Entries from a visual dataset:

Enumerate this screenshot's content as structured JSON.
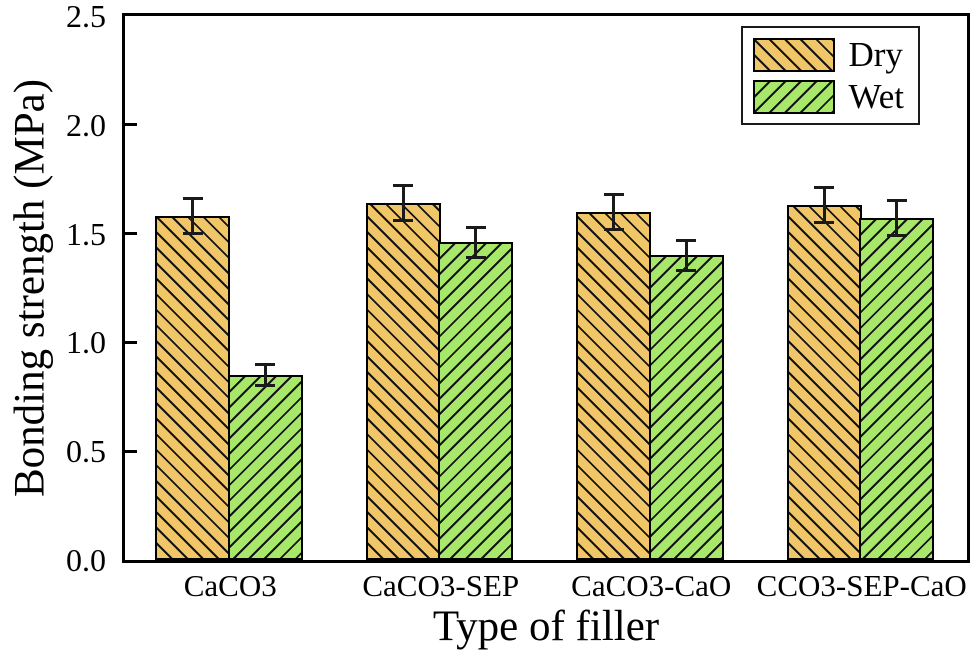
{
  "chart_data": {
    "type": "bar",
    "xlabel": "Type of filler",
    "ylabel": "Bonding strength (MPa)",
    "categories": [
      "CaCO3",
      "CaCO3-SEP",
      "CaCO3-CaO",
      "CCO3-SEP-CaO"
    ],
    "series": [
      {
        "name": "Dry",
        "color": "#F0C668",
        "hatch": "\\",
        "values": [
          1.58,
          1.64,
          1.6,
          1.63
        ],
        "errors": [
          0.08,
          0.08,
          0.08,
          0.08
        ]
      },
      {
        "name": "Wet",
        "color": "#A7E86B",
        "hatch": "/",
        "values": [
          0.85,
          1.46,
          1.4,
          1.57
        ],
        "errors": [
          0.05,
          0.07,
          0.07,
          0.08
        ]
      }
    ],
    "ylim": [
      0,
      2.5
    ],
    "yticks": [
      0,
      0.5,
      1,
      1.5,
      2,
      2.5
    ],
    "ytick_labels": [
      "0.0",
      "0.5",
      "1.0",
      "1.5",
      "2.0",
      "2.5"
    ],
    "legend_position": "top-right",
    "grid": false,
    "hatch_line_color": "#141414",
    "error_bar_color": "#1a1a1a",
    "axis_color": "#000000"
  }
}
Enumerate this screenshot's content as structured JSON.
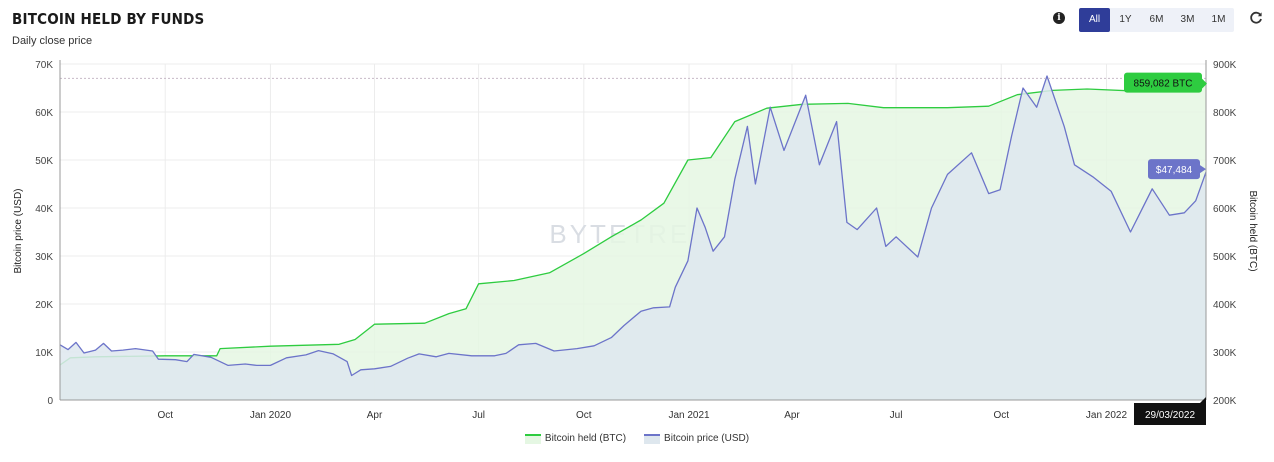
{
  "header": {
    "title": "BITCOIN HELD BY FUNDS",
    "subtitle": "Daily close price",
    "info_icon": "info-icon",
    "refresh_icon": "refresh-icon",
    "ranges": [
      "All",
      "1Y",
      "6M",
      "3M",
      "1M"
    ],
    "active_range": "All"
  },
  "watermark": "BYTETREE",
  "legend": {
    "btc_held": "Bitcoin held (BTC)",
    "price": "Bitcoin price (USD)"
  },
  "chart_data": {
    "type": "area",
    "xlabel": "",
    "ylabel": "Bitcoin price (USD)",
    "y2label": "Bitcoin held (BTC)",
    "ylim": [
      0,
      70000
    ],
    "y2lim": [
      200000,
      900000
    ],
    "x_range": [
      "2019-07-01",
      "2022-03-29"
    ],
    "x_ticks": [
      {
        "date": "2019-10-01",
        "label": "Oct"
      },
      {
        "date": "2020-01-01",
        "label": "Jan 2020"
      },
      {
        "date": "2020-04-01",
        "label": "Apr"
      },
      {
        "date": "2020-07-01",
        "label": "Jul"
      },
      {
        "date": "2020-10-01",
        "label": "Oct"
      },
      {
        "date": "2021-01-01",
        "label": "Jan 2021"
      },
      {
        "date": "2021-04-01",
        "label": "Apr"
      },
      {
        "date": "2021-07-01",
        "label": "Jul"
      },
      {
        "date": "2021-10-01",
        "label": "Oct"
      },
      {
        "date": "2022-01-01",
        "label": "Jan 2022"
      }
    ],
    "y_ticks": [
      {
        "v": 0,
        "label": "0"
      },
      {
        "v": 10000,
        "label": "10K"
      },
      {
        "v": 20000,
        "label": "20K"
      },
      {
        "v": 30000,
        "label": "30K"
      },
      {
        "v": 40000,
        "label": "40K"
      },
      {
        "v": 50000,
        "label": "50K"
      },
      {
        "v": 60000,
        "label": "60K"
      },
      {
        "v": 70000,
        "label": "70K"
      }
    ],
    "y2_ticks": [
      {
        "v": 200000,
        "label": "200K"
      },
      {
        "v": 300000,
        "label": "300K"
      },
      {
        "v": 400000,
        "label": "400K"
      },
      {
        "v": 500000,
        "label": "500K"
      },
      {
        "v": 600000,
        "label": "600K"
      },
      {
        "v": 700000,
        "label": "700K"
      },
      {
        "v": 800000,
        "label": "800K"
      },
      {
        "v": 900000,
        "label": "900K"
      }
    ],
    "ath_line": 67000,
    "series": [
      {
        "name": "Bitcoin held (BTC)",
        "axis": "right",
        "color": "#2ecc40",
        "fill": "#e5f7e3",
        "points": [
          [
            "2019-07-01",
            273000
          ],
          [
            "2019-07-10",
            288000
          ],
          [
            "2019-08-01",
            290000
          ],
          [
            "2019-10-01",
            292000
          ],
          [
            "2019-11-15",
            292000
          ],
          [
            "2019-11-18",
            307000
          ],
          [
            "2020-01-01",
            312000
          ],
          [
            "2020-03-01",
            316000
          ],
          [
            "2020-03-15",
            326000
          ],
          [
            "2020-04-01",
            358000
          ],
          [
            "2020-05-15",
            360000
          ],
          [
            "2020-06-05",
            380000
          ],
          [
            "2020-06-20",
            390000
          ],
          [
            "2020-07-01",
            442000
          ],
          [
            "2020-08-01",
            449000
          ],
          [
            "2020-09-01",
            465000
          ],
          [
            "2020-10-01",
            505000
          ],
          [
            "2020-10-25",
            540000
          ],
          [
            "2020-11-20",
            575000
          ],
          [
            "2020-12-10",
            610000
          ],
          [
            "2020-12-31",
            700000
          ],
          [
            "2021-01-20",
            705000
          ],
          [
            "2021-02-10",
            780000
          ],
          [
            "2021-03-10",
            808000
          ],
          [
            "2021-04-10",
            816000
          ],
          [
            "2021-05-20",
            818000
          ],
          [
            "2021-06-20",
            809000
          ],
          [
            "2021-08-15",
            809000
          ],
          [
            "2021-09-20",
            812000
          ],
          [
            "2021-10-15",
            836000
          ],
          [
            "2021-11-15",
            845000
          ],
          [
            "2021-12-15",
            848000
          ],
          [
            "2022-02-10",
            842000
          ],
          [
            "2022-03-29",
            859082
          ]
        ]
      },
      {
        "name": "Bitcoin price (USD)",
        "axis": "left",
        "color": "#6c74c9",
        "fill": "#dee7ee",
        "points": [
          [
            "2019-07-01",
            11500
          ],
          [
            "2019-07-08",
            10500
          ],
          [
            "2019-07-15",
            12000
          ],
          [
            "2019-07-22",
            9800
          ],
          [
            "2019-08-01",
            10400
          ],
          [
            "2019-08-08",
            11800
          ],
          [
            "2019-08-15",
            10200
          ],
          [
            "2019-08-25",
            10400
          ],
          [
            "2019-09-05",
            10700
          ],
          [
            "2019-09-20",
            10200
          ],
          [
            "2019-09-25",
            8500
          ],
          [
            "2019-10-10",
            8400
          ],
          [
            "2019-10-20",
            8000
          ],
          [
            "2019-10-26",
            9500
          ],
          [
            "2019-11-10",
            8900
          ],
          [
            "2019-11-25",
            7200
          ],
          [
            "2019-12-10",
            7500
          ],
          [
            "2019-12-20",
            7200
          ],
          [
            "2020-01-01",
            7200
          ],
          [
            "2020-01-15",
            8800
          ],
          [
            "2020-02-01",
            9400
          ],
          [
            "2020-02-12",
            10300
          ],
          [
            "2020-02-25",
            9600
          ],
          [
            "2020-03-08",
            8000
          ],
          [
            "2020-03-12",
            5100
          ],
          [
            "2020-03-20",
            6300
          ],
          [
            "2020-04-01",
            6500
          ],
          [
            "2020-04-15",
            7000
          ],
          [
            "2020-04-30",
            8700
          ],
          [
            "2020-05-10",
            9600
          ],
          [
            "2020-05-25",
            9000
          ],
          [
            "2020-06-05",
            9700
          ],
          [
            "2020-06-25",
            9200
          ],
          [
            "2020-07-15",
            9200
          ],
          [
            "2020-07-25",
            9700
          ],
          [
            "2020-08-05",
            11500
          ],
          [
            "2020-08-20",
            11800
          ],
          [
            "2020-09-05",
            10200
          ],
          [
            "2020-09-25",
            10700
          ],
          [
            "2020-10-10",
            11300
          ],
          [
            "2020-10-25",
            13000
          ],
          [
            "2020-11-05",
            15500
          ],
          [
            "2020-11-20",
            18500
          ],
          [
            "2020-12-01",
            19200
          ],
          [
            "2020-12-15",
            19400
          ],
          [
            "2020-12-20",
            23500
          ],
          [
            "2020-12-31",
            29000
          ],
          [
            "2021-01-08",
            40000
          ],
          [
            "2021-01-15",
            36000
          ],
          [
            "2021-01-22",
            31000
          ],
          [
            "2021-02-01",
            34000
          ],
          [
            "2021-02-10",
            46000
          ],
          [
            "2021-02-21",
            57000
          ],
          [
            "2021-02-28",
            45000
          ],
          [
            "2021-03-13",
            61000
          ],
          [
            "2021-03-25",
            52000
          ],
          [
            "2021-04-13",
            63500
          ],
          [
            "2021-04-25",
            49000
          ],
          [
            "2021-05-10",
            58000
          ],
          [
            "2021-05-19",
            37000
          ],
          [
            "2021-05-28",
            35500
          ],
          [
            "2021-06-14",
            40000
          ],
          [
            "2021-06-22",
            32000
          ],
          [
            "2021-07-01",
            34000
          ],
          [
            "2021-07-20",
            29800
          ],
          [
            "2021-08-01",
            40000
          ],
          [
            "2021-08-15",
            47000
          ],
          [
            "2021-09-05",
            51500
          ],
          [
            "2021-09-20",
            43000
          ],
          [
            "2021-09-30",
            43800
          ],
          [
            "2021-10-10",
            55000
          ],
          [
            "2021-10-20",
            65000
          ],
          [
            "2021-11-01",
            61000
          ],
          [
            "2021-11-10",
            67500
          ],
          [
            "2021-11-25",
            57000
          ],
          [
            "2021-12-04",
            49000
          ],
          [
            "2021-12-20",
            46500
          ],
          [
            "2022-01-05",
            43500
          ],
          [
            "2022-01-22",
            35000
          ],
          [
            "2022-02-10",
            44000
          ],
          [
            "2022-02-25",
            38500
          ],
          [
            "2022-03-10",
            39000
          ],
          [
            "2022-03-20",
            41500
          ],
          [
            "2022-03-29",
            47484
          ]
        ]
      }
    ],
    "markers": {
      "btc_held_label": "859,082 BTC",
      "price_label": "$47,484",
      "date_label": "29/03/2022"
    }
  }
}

* _Work to be completed_
Select and copy every line of the listing with the word "ylabel".

* _Exercise answer_
    "ylabel": "Bonding strength (MPa)",
    "ylabel": "Bitcoin price (USD)",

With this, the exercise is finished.